====== Data section

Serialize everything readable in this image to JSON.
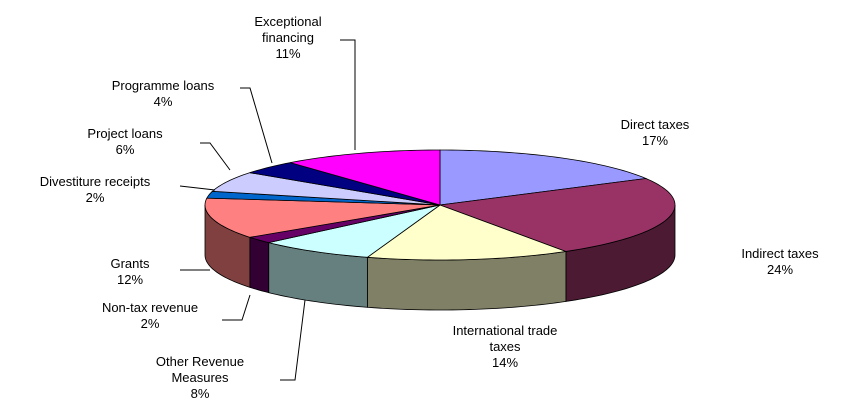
{
  "chart_data": {
    "type": "pie3d",
    "categories": [
      "Direct taxes",
      "Indirect taxes",
      "International trade taxes",
      "Other Revenue Measures",
      "Non-tax revenue",
      "Grants",
      "Divestiture receipts",
      "Project loans",
      "Programme loans",
      "Exceptional financing"
    ],
    "values": [
      17,
      24,
      14,
      8,
      2,
      12,
      2,
      6,
      4,
      11
    ],
    "value_labels": [
      "17%",
      "24%",
      "14%",
      "8%",
      "2%",
      "12%",
      "2%",
      "6%",
      "4%",
      "11%"
    ],
    "colors": [
      "#9999ff",
      "#993366",
      "#ffffcc",
      "#ccffff",
      "#660066",
      "#ff8080",
      "#0066cc",
      "#ccccff",
      "#000080",
      "#ff00ff"
    ]
  }
}
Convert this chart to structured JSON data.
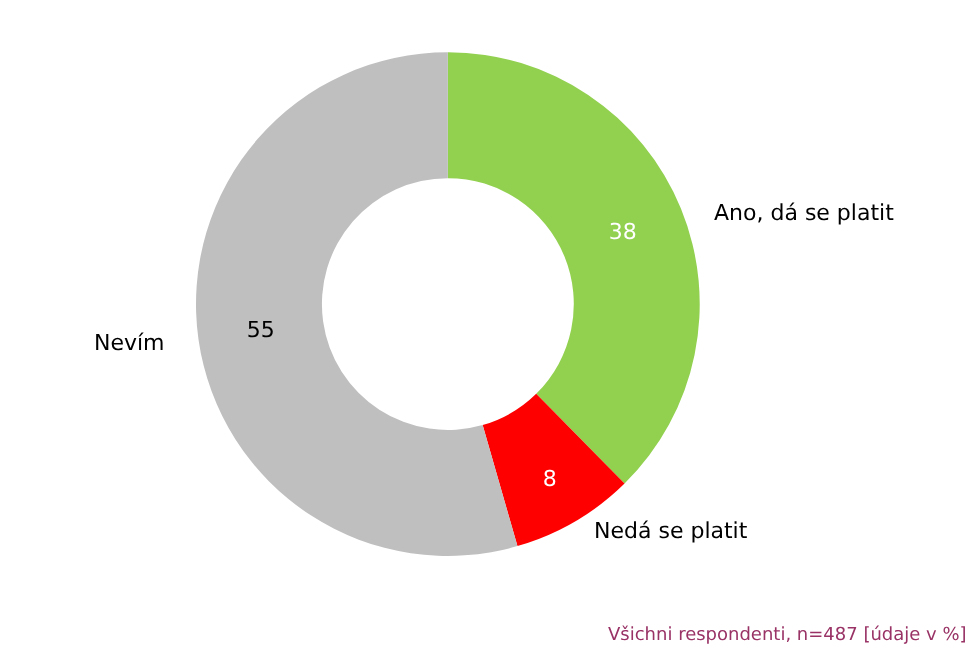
{
  "chart_data": {
    "type": "donut",
    "categories": [
      "Ano, dá se platit",
      "Nedá se platit",
      "Nevím"
    ],
    "values": [
      38,
      8,
      55
    ],
    "colors": [
      "#92d050",
      "#ff0000",
      "#bfbfbf"
    ],
    "data_labels": true,
    "legend": false,
    "annotations": [
      "Všichni respondenti, n=487 [údaje v %]"
    ]
  }
}
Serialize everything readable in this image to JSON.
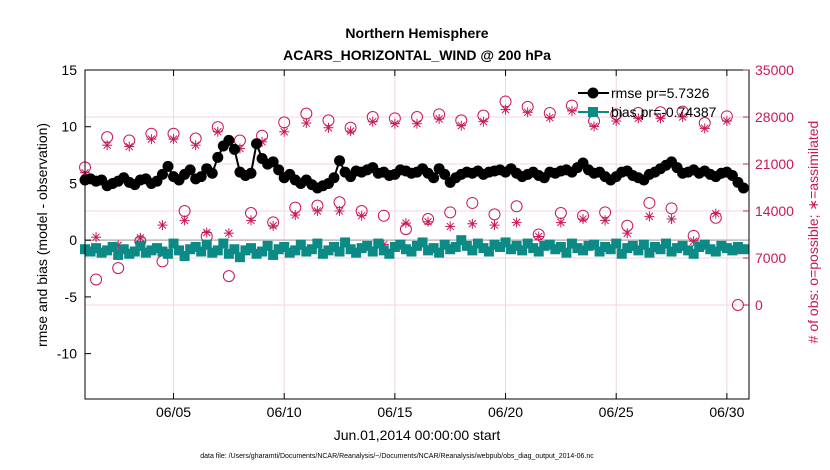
{
  "chart_data": {
    "type": "line",
    "title": "Northern Hemisphere",
    "subtitle": "ACARS_HORIZONTAL_WIND @ 200 hPa",
    "xlabel": "Jun.01,2014 00:00:00 start",
    "ylabel": "rmse and bias (model - observation)",
    "ylabel_right": "# of obs: o=possible; ∗=assimilated",
    "footnote": "data file: /Users/gharamti/Documents/NCAR/Reanalysis/~/Documents/NCAR/Reanalysis/webpub/obs_diag_output_2014-06.nc",
    "xlim": [
      1,
      31
    ],
    "ylim": [
      -14,
      15
    ],
    "ylim_right": [
      -14000,
      35000
    ],
    "x_ticks": [
      5,
      10,
      15,
      20,
      25,
      30
    ],
    "x_tick_labels": [
      "06/05",
      "06/10",
      "06/15",
      "06/20",
      "06/25",
      "06/30"
    ],
    "y_ticks": [
      15,
      10,
      5,
      0,
      -5,
      -10
    ],
    "y_tick_labels": [
      "15",
      "10",
      "5",
      "0",
      "-5",
      "-10"
    ],
    "y_right_ticks": [
      35000,
      28000,
      21000,
      14000,
      7000,
      0
    ],
    "y_right_tick_labels": [
      "35000",
      "28000",
      "21000",
      "14000",
      "7000",
      "0"
    ],
    "grid": true,
    "colors": {
      "rmse": "#000000",
      "bias": "#0b8a86",
      "obs": "#c8185a",
      "zero_line": "#b8b8b8",
      "grid": "#f0d6e0"
    },
    "series": [
      {
        "name": "rmse pr=5.7326",
        "marker": "circle",
        "x": [
          1.0,
          1.25,
          1.5,
          1.75,
          2.0,
          2.25,
          2.5,
          2.75,
          3.0,
          3.25,
          3.5,
          3.75,
          4.0,
          4.25,
          4.5,
          4.75,
          5.0,
          5.25,
          5.5,
          5.75,
          6.0,
          6.25,
          6.5,
          6.75,
          7.0,
          7.25,
          7.5,
          7.75,
          8.0,
          8.25,
          8.5,
          8.75,
          9.0,
          9.25,
          9.5,
          9.75,
          10.0,
          10.25,
          10.5,
          10.75,
          11.0,
          11.25,
          11.5,
          11.75,
          12.0,
          12.25,
          12.5,
          12.75,
          13.0,
          13.25,
          13.5,
          13.75,
          14.0,
          14.25,
          14.5,
          14.75,
          15.0,
          15.25,
          15.5,
          15.75,
          16.0,
          16.25,
          16.5,
          16.75,
          17.0,
          17.25,
          17.5,
          17.75,
          18.0,
          18.25,
          18.5,
          18.75,
          19.0,
          19.25,
          19.5,
          19.75,
          20.0,
          20.25,
          20.5,
          20.75,
          21.0,
          21.25,
          21.5,
          21.75,
          22.0,
          22.25,
          22.5,
          22.75,
          23.0,
          23.25,
          23.5,
          23.75,
          24.0,
          24.25,
          24.5,
          24.75,
          25.0,
          25.25,
          25.5,
          25.75,
          26.0,
          26.25,
          26.5,
          26.75,
          27.0,
          27.25,
          27.5,
          27.75,
          28.0,
          28.25,
          28.5,
          28.75,
          29.0,
          29.25,
          29.5,
          29.75,
          30.0,
          30.25,
          30.5,
          30.75
        ],
        "values": [
          5.3,
          5.4,
          5.2,
          5.3,
          4.8,
          5.0,
          5.2,
          5.5,
          5.1,
          4.9,
          5.3,
          5.4,
          5.0,
          5.2,
          5.8,
          6.5,
          5.6,
          5.3,
          5.8,
          6.2,
          5.4,
          5.6,
          6.3,
          5.9,
          7.3,
          8.3,
          8.8,
          8.0,
          6.0,
          5.7,
          5.9,
          8.5,
          7.2,
          6.7,
          6.9,
          6.2,
          5.5,
          5.8,
          5.3,
          5.0,
          5.3,
          4.9,
          4.6,
          4.8,
          5.0,
          5.5,
          7.0,
          6.0,
          5.6,
          6.1,
          6.0,
          6.2,
          6.4,
          5.9,
          6.0,
          5.7,
          5.8,
          6.2,
          6.1,
          5.9,
          6.0,
          6.3,
          5.9,
          5.5,
          6.3,
          5.8,
          5.1,
          5.5,
          5.8,
          6.0,
          5.9,
          6.1,
          5.8,
          6.0,
          6.1,
          6.2,
          6.0,
          6.3,
          5.9,
          5.6,
          5.8,
          6.0,
          5.7,
          5.5,
          6.0,
          5.9,
          6.1,
          6.2,
          6.0,
          6.4,
          6.8,
          6.2,
          5.9,
          6.0,
          5.6,
          5.3,
          5.6,
          6.0,
          6.1,
          5.7,
          5.5,
          5.3,
          5.8,
          6.0,
          6.3,
          6.6,
          6.9,
          6.4,
          5.9,
          6.0,
          6.2,
          5.9,
          6.1,
          5.8,
          5.6,
          5.9,
          6.0,
          5.7,
          5.1,
          4.6
        ]
      },
      {
        "name": "bias pr=-0.74387",
        "marker": "square",
        "x": [
          1.0,
          1.25,
          1.5,
          1.75,
          2.0,
          2.25,
          2.5,
          2.75,
          3.0,
          3.25,
          3.5,
          3.75,
          4.0,
          4.25,
          4.5,
          4.75,
          5.0,
          5.25,
          5.5,
          5.75,
          6.0,
          6.25,
          6.5,
          6.75,
          7.0,
          7.25,
          7.5,
          7.75,
          8.0,
          8.25,
          8.5,
          8.75,
          9.0,
          9.25,
          9.5,
          9.75,
          10.0,
          10.25,
          10.5,
          10.75,
          11.0,
          11.25,
          11.5,
          11.75,
          12.0,
          12.25,
          12.5,
          12.75,
          13.0,
          13.25,
          13.5,
          13.75,
          14.0,
          14.25,
          14.5,
          14.75,
          15.0,
          15.25,
          15.5,
          15.75,
          16.0,
          16.25,
          16.5,
          16.75,
          17.0,
          17.25,
          17.5,
          17.75,
          18.0,
          18.25,
          18.5,
          18.75,
          19.0,
          19.25,
          19.5,
          19.75,
          20.0,
          20.25,
          20.5,
          20.75,
          21.0,
          21.25,
          21.5,
          21.75,
          22.0,
          22.25,
          22.5,
          22.75,
          23.0,
          23.25,
          23.5,
          23.75,
          24.0,
          24.25,
          24.5,
          24.75,
          25.0,
          25.25,
          25.5,
          25.75,
          26.0,
          26.25,
          26.5,
          26.75,
          27.0,
          27.25,
          27.5,
          27.75,
          28.0,
          28.25,
          28.5,
          28.75,
          29.0,
          29.25,
          29.5,
          29.75,
          30.0,
          30.25,
          30.5,
          30.75
        ],
        "values": [
          -0.8,
          -1.0,
          -0.7,
          -1.1,
          -0.9,
          -0.6,
          -1.3,
          -0.8,
          -1.2,
          -1.0,
          -0.5,
          -1.1,
          -0.9,
          -0.7,
          -1.0,
          -1.2,
          -0.3,
          -0.9,
          -1.4,
          -0.8,
          -0.6,
          -1.0,
          -0.4,
          -1.1,
          -0.9,
          -0.3,
          -1.2,
          -0.8,
          -1.5,
          -0.9,
          -0.7,
          -1.2,
          -1.0,
          -0.5,
          -1.3,
          -0.8,
          -0.6,
          -1.1,
          -0.9,
          -0.4,
          -1.0,
          -0.8,
          -0.3,
          -1.2,
          -0.9,
          -0.6,
          -1.0,
          -0.2,
          -0.8,
          -1.1,
          -0.7,
          -0.5,
          -1.0,
          -0.3,
          -0.9,
          -1.2,
          -0.6,
          -0.4,
          -0.8,
          -1.0,
          -0.5,
          -0.2,
          -0.9,
          -0.7,
          -1.1,
          -0.4,
          -0.8,
          -0.6,
          0.0,
          -0.5,
          -0.9,
          -0.3,
          -0.7,
          -1.0,
          -0.4,
          -0.6,
          -0.2,
          -0.8,
          -0.5,
          -0.9,
          -0.3,
          -0.7,
          -1.0,
          -0.5,
          -0.4,
          -0.8,
          -0.6,
          -1.1,
          -0.3,
          -0.7,
          -0.9,
          -0.5,
          -0.4,
          -1.0,
          -0.6,
          -0.8,
          -0.3,
          -1.2,
          -0.7,
          -0.5,
          -0.9,
          -0.4,
          -1.1,
          -0.6,
          -0.8,
          -0.3,
          -1.0,
          -0.7,
          -0.5,
          -0.9,
          -1.2,
          -0.6,
          -0.4,
          -0.8,
          -1.0,
          -0.5,
          -0.7,
          -0.9,
          -0.6,
          -0.8
        ]
      },
      {
        "name": "obs possible",
        "marker": "open-circle",
        "axis": "right",
        "x": [
          1.0,
          1.5,
          2.0,
          2.5,
          3.0,
          3.5,
          4.0,
          4.5,
          5.0,
          5.5,
          6.0,
          6.5,
          7.0,
          7.5,
          8.0,
          8.5,
          9.0,
          9.5,
          10.0,
          10.5,
          11.0,
          11.5,
          12.0,
          12.5,
          13.0,
          13.5,
          14.0,
          14.5,
          15.0,
          15.5,
          16.0,
          16.5,
          17.0,
          17.5,
          18.0,
          18.5,
          19.0,
          19.5,
          20.0,
          20.5,
          21.0,
          21.5,
          22.0,
          22.5,
          23.0,
          23.5,
          24.0,
          24.5,
          25.0,
          25.5,
          26.0,
          26.5,
          27.0,
          27.5,
          28.0,
          28.5,
          29.0,
          29.5,
          30.0,
          30.5
        ],
        "values": [
          20500,
          3800,
          25000,
          5500,
          24500,
          9500,
          25500,
          6500,
          25500,
          14000,
          24800,
          10200,
          26500,
          4300,
          24500,
          13700,
          25200,
          12300,
          27200,
          14500,
          28500,
          14800,
          27500,
          15300,
          26400,
          14000,
          28000,
          13300,
          27800,
          11300,
          28000,
          12800,
          28400,
          13800,
          27500,
          15200,
          28200,
          13500,
          30300,
          14700,
          29500,
          10500,
          28600,
          13700,
          29700,
          13300,
          27400,
          13800,
          28400,
          11800,
          28600,
          15200,
          28700,
          14400,
          28800,
          10300,
          27100,
          13000,
          28100,
          0
        ]
      },
      {
        "name": "obs assimilated",
        "marker": "asterisk",
        "axis": "right",
        "x": [
          1.0,
          1.5,
          2.0,
          2.5,
          3.0,
          3.5,
          4.0,
          4.5,
          5.0,
          5.5,
          6.0,
          6.5,
          7.0,
          7.5,
          8.0,
          8.5,
          9.0,
          9.5,
          10.0,
          10.5,
          11.0,
          11.5,
          12.0,
          12.5,
          13.0,
          13.5,
          14.0,
          14.5,
          15.0,
          15.5,
          16.0,
          16.5,
          17.0,
          17.5,
          18.0,
          18.5,
          19.0,
          19.5,
          20.0,
          20.5,
          21.0,
          21.5,
          22.0,
          22.5,
          23.0,
          23.5,
          24.0,
          24.5,
          25.0,
          25.5,
          26.0,
          26.5,
          27.0,
          27.5,
          28.0,
          28.5,
          29.0,
          29.5,
          30.0,
          30.5
        ],
        "values": [
          19700,
          10100,
          23800,
          8900,
          23600,
          10000,
          24700,
          11900,
          24700,
          12600,
          23800,
          10800,
          25800,
          10700,
          23300,
          12600,
          24300,
          11800,
          25800,
          13400,
          27100,
          14000,
          26400,
          14000,
          25900,
          13300,
          27300,
          9000,
          27000,
          12200,
          27000,
          12400,
          27700,
          11700,
          26700,
          12100,
          27300,
          11900,
          29100,
          12300,
          28700,
          10200,
          27900,
          12300,
          28900,
          12800,
          26600,
          12600,
          27400,
          10700,
          27800,
          13200,
          27800,
          12800,
          28000,
          9500,
          26300,
          13600,
          27400,
          8300
        ]
      }
    ]
  }
}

============

(Request): Using the material above, copy every line in which the string "taxes" occurs.

(Answer to the exercise):
      "Direct taxes",
      "Indirect taxes",
      "International trade taxes",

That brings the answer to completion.